--- Stated task ---
Examine each line of the data. Copy those that contain the string "Overview".

--- Dataset items ---
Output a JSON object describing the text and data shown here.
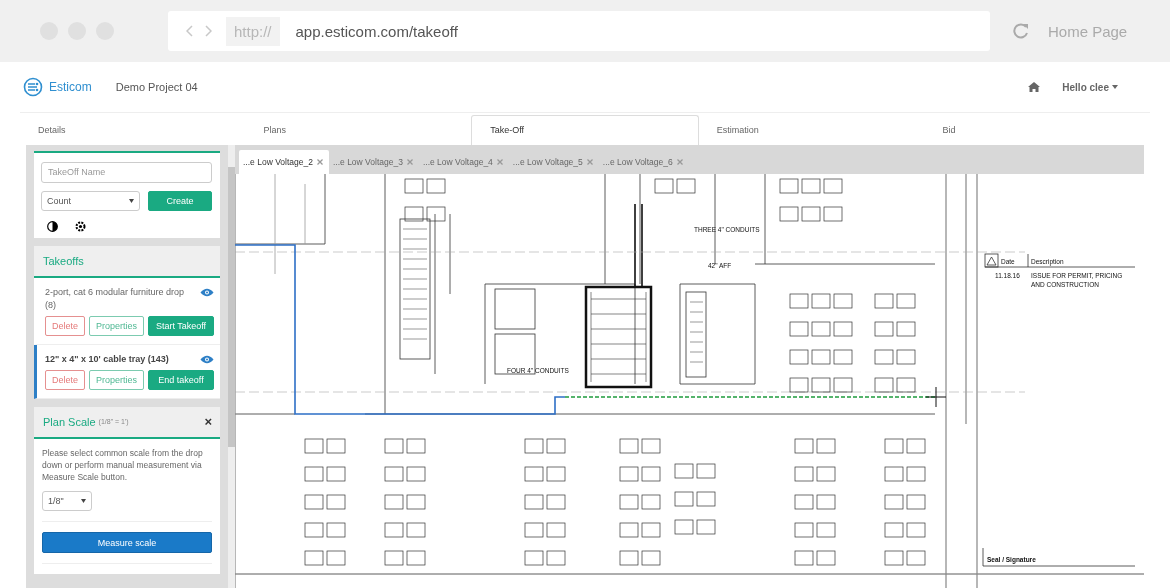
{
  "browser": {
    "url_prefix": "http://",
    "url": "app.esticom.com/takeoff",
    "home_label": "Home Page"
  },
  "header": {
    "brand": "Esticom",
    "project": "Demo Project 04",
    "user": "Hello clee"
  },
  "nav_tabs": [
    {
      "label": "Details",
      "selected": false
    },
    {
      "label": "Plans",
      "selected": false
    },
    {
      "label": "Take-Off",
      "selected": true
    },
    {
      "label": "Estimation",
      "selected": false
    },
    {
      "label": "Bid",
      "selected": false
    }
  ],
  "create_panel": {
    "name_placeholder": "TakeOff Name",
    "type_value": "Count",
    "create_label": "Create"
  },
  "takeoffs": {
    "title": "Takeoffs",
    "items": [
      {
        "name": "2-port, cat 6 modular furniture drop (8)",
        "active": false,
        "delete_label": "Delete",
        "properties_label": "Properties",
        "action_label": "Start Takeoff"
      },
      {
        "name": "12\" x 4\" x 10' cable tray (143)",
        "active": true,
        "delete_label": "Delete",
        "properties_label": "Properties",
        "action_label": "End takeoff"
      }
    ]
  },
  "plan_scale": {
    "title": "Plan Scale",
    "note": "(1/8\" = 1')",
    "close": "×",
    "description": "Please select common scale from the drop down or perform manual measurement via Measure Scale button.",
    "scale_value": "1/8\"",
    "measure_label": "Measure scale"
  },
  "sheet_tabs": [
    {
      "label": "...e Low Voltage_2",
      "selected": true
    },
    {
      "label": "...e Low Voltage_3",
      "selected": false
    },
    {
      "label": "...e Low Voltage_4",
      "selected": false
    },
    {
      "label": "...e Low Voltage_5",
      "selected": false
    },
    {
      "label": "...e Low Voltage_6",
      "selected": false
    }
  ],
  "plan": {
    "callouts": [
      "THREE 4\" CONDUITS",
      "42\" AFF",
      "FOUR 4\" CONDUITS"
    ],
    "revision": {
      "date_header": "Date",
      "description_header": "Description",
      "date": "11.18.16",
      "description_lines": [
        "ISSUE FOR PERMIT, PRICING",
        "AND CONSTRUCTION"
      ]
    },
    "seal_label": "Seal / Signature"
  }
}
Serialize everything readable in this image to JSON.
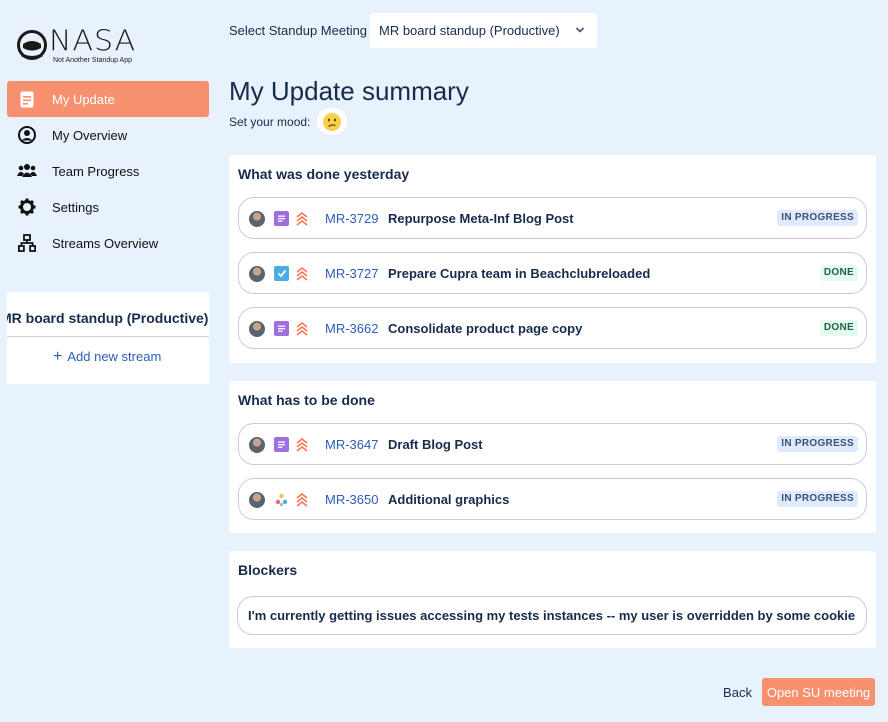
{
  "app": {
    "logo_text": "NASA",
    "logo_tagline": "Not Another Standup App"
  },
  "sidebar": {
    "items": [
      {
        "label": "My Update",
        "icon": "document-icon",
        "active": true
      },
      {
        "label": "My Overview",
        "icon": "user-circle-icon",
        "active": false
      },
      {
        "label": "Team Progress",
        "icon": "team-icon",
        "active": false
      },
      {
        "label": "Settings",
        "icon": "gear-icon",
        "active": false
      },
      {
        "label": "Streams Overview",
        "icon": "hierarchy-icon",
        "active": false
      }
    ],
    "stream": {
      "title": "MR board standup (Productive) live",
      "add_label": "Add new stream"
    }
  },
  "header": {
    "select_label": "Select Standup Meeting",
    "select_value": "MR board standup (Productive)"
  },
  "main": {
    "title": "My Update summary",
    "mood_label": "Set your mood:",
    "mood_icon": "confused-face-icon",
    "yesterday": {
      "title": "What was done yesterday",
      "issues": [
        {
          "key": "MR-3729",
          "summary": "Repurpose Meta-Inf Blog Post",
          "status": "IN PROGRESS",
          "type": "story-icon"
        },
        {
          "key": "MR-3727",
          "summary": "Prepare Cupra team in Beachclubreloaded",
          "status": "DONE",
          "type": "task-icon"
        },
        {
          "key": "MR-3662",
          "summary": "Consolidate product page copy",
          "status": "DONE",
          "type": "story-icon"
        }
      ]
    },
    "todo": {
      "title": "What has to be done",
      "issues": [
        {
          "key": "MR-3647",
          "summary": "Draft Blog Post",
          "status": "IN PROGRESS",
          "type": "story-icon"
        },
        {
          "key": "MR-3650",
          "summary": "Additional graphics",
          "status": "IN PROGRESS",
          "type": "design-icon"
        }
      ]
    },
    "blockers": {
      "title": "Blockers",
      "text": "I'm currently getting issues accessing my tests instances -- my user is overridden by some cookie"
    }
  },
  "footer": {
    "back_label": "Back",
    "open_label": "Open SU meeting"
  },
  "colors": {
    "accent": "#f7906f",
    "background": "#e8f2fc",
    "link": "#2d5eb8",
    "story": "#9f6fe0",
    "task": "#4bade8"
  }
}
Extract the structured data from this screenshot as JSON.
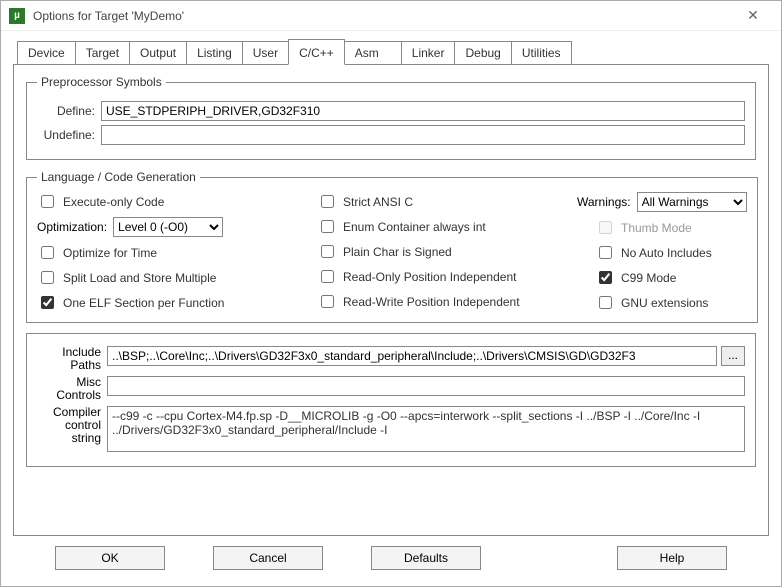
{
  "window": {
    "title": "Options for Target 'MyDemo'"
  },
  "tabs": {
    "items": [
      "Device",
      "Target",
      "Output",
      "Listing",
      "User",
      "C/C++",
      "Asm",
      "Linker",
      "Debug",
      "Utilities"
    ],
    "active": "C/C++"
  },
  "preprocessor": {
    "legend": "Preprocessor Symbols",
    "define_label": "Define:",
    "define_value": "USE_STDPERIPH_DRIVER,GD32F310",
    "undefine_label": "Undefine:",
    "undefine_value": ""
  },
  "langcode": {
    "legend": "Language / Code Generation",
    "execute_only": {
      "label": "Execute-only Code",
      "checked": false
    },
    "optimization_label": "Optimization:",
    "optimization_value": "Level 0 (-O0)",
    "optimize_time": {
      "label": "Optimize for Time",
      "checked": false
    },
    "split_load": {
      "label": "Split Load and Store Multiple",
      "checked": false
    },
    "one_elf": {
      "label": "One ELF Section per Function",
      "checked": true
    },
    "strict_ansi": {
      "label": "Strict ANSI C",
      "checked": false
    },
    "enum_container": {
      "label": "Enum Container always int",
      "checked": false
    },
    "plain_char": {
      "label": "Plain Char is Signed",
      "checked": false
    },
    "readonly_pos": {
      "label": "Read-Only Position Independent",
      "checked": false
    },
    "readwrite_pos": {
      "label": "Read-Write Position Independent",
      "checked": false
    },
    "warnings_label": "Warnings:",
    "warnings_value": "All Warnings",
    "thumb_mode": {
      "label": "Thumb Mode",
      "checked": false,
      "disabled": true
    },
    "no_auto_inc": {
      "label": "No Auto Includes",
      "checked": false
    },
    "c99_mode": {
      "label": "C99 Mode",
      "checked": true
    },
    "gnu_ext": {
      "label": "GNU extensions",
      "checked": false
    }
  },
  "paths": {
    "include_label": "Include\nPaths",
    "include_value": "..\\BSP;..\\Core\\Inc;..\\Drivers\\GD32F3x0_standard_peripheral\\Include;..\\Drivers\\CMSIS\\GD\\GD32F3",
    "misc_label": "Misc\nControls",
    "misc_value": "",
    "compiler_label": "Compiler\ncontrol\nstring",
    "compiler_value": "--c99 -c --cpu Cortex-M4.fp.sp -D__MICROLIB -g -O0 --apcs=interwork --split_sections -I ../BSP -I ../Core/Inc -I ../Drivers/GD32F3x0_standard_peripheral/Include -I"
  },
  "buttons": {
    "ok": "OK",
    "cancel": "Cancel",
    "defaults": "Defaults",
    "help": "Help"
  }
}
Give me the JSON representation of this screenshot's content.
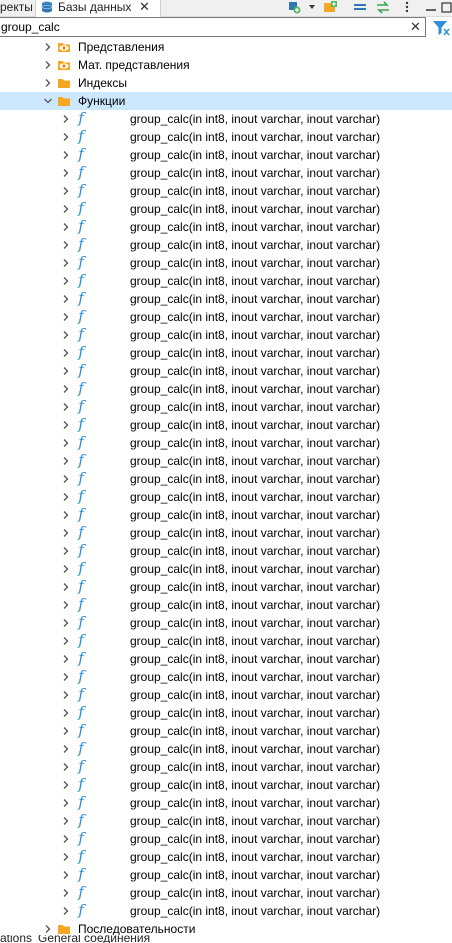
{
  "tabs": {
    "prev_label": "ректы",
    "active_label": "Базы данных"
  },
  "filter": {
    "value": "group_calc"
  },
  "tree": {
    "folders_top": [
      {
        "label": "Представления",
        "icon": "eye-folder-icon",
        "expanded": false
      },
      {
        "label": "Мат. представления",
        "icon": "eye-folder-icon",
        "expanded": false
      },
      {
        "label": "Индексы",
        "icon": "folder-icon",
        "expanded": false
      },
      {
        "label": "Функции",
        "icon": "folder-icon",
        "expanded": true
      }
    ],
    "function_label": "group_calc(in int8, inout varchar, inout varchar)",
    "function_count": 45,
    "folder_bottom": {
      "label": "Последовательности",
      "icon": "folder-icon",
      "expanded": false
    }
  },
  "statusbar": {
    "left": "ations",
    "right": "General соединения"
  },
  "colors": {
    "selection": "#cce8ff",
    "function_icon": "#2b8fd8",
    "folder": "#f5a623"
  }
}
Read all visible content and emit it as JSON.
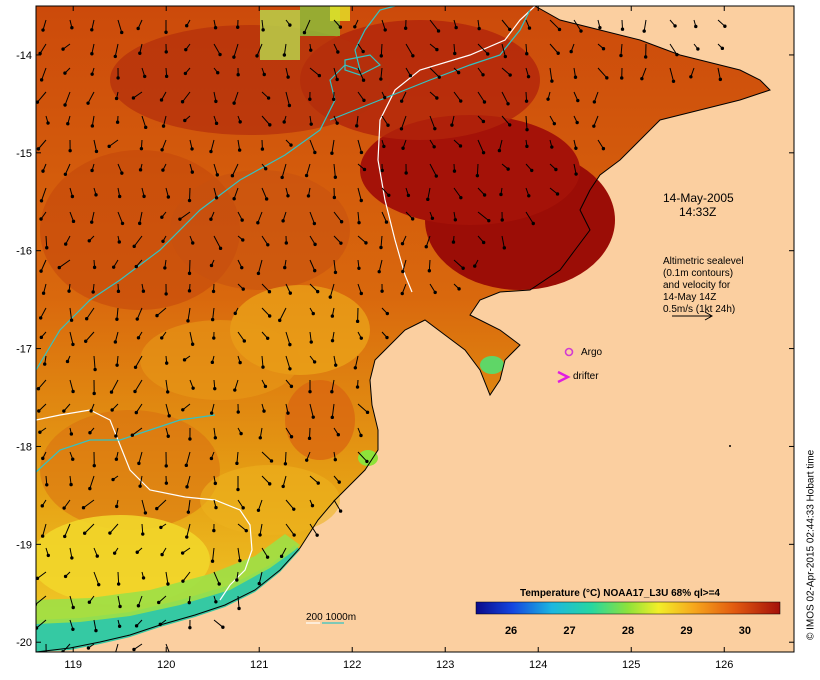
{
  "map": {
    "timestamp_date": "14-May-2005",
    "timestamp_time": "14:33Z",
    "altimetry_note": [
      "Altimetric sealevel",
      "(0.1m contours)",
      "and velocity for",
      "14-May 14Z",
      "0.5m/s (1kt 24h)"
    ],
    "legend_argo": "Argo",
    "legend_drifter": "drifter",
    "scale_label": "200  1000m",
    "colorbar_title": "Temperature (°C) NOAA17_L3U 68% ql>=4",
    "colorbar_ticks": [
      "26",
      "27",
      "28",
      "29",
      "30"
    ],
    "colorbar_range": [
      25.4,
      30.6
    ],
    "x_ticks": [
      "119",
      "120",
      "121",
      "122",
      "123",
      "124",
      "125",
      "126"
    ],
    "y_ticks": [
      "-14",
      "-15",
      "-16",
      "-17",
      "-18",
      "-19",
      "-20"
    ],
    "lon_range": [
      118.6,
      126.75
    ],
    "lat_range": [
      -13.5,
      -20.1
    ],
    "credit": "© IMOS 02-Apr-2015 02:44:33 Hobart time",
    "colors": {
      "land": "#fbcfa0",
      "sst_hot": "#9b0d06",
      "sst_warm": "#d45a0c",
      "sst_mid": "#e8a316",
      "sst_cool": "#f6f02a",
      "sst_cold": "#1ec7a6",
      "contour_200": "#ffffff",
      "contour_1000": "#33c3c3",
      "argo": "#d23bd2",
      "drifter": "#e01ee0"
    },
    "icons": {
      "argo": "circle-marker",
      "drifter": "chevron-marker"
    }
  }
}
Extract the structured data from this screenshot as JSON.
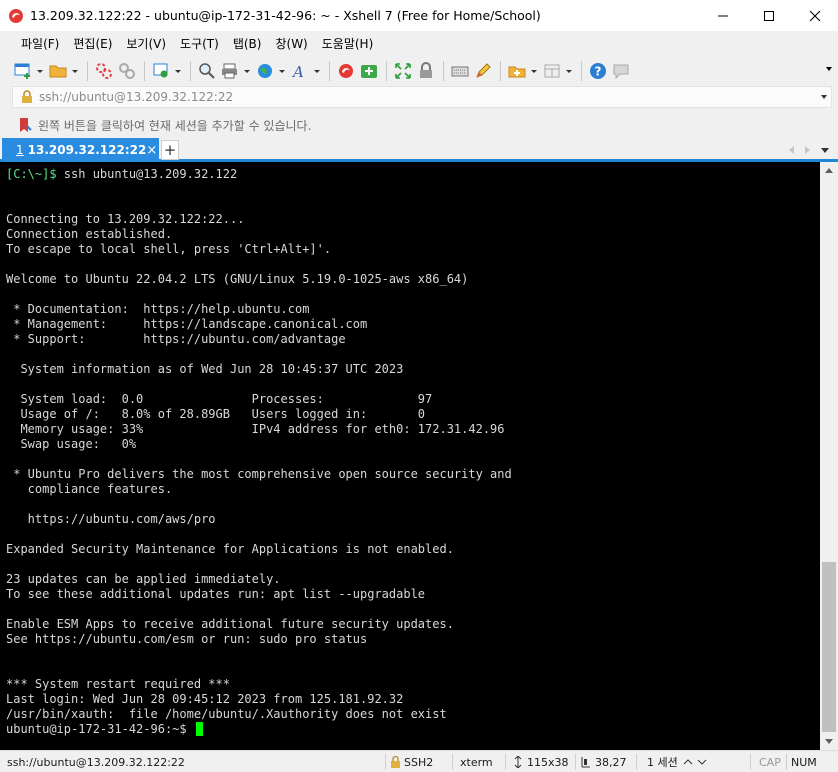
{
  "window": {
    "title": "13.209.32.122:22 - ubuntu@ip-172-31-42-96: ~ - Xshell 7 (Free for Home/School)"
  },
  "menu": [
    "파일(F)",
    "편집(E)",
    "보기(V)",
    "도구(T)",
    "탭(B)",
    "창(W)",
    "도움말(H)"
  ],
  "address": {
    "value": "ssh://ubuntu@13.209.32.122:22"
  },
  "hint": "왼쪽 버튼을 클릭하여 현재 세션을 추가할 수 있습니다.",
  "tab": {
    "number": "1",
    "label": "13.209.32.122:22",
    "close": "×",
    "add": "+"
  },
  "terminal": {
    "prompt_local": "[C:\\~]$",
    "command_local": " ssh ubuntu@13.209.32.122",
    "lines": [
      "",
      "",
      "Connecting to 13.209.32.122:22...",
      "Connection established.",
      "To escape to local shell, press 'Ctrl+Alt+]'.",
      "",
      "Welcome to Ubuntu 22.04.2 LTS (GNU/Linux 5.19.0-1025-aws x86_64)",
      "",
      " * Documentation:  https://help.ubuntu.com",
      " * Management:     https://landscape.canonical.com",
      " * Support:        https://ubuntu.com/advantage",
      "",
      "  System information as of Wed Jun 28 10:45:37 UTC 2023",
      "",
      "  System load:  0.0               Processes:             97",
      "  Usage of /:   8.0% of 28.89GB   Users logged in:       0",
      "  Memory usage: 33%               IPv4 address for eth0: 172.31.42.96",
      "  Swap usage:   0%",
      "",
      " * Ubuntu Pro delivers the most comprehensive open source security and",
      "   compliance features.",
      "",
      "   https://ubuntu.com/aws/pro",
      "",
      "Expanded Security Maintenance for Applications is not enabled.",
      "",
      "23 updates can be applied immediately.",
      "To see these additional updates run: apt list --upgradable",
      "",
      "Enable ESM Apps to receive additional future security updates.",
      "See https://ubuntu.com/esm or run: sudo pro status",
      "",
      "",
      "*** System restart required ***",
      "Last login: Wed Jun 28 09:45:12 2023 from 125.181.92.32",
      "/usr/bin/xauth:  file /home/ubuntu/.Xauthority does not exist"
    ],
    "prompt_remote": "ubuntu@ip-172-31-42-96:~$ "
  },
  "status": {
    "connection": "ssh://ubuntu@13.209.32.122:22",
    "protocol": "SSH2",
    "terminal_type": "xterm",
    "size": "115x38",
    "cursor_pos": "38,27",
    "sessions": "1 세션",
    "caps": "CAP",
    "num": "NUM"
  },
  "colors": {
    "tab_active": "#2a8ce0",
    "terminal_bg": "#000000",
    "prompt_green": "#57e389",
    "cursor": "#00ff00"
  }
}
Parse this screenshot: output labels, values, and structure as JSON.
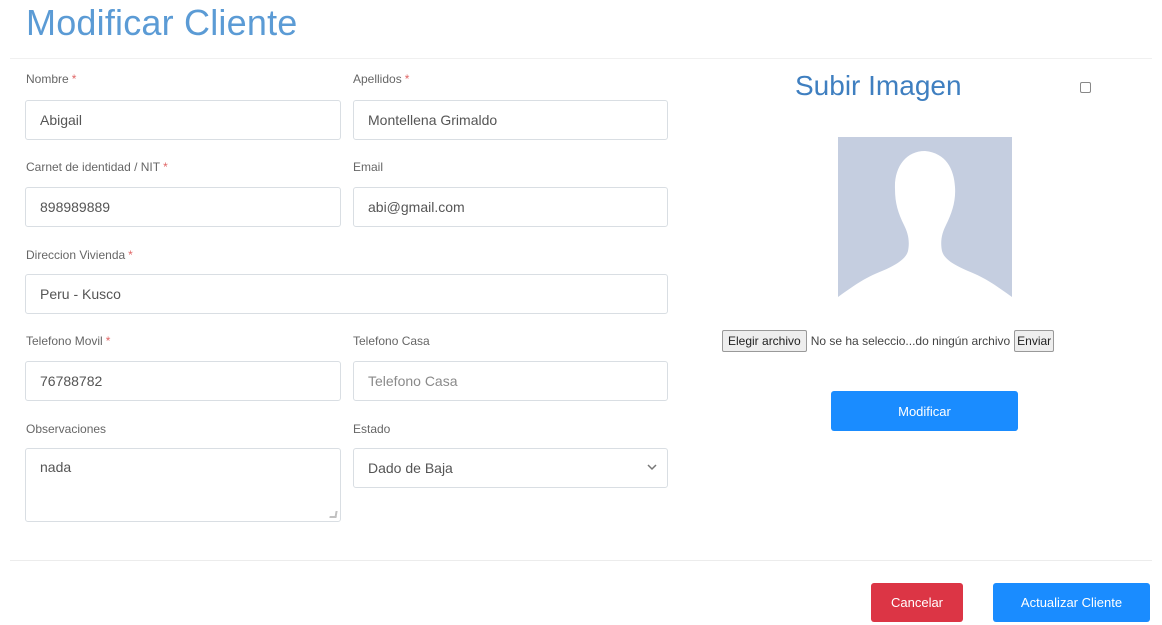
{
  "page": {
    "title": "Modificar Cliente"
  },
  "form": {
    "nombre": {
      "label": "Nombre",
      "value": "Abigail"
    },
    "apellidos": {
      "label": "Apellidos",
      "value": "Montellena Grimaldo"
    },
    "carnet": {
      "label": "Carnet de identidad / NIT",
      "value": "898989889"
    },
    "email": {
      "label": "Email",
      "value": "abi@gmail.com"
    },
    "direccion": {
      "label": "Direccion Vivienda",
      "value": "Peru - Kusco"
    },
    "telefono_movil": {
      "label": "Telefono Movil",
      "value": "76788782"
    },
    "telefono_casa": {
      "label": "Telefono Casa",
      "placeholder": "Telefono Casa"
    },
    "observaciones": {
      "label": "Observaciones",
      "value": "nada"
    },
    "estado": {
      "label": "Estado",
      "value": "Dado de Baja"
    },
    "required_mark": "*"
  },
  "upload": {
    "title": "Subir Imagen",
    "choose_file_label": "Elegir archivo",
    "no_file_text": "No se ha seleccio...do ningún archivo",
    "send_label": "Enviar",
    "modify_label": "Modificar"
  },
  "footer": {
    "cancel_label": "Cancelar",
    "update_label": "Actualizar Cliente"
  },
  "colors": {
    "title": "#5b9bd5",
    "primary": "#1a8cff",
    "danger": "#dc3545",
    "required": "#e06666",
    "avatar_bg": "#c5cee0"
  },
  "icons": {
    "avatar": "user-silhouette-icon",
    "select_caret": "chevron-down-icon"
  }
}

--- Output of the task ---
        "label": "My Overview",
        "label": "Streams Overview",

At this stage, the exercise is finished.